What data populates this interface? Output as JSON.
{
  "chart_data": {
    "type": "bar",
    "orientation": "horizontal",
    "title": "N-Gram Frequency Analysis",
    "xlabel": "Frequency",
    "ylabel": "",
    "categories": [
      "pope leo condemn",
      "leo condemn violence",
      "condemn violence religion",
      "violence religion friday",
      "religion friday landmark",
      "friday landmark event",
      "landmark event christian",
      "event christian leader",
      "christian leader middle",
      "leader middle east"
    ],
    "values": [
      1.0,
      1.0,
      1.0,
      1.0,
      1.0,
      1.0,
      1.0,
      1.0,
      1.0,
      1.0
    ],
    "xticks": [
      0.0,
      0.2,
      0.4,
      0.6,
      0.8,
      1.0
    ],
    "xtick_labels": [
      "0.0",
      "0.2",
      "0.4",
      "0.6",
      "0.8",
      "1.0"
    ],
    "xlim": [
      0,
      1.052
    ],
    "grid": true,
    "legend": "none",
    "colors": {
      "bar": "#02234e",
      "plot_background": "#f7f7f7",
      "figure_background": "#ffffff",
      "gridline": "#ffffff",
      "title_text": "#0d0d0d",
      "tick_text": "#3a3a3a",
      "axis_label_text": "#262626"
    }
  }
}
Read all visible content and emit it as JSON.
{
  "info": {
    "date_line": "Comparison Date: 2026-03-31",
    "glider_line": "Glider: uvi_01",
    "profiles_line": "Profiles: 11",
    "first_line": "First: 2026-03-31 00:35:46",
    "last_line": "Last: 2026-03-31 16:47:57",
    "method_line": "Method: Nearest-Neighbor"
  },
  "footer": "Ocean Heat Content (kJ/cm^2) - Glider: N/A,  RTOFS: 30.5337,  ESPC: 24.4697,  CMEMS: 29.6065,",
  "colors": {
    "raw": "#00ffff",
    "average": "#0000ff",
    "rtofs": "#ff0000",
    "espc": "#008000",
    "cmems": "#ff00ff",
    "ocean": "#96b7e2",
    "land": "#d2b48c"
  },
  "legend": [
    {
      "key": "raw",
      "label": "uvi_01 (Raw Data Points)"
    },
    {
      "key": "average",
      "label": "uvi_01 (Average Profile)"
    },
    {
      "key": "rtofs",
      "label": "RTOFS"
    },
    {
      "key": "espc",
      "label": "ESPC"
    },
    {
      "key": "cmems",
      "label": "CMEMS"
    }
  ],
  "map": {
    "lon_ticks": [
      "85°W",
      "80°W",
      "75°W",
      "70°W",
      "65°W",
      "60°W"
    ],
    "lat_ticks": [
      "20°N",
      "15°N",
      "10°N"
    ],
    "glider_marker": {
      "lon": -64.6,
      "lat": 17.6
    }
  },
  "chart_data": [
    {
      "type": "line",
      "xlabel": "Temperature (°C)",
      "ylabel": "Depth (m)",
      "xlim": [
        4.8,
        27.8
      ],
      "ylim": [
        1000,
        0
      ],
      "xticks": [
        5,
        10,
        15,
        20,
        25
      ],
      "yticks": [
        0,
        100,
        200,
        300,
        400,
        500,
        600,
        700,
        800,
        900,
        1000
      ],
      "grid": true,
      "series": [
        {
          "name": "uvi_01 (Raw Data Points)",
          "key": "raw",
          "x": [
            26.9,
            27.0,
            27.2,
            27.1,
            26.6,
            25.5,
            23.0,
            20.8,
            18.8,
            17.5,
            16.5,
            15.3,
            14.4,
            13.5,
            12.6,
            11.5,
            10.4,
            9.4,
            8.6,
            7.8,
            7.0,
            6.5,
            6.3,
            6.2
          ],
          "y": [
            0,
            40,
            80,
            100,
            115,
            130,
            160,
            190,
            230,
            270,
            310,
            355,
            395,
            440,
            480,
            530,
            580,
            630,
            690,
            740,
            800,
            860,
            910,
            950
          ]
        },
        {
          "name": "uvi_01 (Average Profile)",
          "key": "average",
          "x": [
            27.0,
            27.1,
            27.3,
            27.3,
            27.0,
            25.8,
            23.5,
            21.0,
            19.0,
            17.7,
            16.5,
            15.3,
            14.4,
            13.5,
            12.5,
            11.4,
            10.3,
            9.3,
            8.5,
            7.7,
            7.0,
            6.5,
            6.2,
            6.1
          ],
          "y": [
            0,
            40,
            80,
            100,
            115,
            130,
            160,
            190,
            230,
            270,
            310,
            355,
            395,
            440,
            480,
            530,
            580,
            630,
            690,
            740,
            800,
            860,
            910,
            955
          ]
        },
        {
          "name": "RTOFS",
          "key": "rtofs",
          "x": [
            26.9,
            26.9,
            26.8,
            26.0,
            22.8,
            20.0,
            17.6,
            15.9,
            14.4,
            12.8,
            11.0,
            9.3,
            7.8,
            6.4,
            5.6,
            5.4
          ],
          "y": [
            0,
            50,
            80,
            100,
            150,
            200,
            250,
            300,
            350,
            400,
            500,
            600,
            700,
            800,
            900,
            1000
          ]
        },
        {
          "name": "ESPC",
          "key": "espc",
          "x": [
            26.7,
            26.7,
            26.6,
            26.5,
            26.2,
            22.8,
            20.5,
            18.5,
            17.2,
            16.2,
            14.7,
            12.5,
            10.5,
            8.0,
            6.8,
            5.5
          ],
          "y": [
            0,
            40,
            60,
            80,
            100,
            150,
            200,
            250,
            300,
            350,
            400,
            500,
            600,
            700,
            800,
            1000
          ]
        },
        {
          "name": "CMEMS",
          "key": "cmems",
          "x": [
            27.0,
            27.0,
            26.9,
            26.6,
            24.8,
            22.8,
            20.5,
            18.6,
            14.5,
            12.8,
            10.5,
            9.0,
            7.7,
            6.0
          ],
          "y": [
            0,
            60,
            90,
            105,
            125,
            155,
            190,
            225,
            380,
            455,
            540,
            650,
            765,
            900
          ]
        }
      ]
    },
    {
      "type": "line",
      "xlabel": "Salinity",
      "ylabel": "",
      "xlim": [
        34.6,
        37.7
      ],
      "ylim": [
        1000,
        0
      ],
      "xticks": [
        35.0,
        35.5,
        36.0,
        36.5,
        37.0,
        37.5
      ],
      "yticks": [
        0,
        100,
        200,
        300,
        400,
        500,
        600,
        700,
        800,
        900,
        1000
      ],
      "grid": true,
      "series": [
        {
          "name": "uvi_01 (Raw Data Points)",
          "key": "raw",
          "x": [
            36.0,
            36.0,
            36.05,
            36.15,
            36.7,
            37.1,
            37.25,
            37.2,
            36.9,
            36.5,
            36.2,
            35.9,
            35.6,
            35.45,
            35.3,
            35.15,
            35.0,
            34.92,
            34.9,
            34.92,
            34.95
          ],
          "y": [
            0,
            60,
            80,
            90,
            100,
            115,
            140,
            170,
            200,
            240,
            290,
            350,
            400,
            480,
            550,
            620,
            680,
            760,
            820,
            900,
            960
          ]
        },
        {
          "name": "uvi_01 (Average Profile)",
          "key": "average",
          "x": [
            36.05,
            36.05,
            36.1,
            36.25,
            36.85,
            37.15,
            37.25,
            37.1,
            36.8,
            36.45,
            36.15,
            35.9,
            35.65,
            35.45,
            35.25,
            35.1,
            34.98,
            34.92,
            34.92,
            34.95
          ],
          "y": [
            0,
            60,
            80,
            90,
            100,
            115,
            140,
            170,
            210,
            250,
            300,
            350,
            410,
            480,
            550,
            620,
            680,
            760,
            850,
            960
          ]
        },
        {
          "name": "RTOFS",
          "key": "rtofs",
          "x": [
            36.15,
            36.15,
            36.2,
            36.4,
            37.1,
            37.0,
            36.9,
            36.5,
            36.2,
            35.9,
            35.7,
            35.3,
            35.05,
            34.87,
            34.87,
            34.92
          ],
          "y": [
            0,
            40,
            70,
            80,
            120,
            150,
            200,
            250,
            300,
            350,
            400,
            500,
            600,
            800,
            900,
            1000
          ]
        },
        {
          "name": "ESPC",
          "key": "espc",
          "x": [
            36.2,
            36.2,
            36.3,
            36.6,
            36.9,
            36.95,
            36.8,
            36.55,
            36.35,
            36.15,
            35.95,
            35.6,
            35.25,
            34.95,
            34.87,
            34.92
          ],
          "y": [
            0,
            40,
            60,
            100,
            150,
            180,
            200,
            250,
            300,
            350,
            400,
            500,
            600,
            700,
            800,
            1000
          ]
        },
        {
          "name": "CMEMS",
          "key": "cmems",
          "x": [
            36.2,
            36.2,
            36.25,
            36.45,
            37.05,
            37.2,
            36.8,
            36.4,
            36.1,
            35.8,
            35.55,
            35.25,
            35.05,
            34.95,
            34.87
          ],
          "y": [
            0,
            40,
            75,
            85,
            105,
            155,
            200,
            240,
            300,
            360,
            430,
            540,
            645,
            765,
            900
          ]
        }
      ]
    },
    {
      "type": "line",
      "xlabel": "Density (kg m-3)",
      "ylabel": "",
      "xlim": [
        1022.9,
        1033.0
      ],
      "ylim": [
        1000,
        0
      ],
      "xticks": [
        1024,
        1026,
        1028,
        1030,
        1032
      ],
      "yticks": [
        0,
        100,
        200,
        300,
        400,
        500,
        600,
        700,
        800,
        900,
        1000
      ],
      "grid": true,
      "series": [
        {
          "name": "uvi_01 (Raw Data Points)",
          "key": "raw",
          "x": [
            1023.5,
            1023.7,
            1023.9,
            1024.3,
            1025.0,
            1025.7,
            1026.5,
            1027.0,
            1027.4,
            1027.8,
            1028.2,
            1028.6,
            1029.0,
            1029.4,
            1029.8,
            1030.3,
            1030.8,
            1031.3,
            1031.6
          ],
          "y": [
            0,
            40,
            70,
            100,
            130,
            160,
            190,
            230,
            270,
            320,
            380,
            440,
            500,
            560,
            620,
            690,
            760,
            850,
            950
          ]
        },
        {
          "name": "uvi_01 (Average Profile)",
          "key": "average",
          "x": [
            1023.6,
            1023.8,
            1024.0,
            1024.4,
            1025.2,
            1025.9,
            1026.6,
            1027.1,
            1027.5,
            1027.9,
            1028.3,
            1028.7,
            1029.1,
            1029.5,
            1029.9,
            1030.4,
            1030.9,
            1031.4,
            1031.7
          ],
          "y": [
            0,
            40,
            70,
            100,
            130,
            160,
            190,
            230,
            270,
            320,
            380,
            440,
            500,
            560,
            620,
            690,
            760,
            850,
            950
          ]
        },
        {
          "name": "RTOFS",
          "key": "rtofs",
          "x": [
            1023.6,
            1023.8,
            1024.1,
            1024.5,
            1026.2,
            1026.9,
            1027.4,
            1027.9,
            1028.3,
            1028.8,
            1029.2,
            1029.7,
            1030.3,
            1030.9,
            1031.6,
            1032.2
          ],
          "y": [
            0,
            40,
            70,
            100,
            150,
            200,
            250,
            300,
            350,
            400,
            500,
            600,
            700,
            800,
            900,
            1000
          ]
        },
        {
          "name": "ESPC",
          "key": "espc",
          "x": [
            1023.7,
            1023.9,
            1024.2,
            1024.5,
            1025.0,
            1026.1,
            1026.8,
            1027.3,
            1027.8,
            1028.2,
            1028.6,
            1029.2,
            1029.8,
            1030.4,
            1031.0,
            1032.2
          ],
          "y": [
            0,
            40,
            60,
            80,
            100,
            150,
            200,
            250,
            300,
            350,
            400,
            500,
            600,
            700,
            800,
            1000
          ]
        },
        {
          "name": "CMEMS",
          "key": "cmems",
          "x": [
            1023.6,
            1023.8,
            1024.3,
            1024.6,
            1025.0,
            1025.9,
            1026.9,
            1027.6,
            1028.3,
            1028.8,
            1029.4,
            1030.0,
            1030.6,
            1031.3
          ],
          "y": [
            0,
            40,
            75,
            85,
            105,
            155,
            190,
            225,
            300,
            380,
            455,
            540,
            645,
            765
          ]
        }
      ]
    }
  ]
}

|---|

## Set exercise
In the listing, find all lines with the string "leader" and copy them.

## In response
      "event christian leader",
      "christian leader middle",
      "leader middle east"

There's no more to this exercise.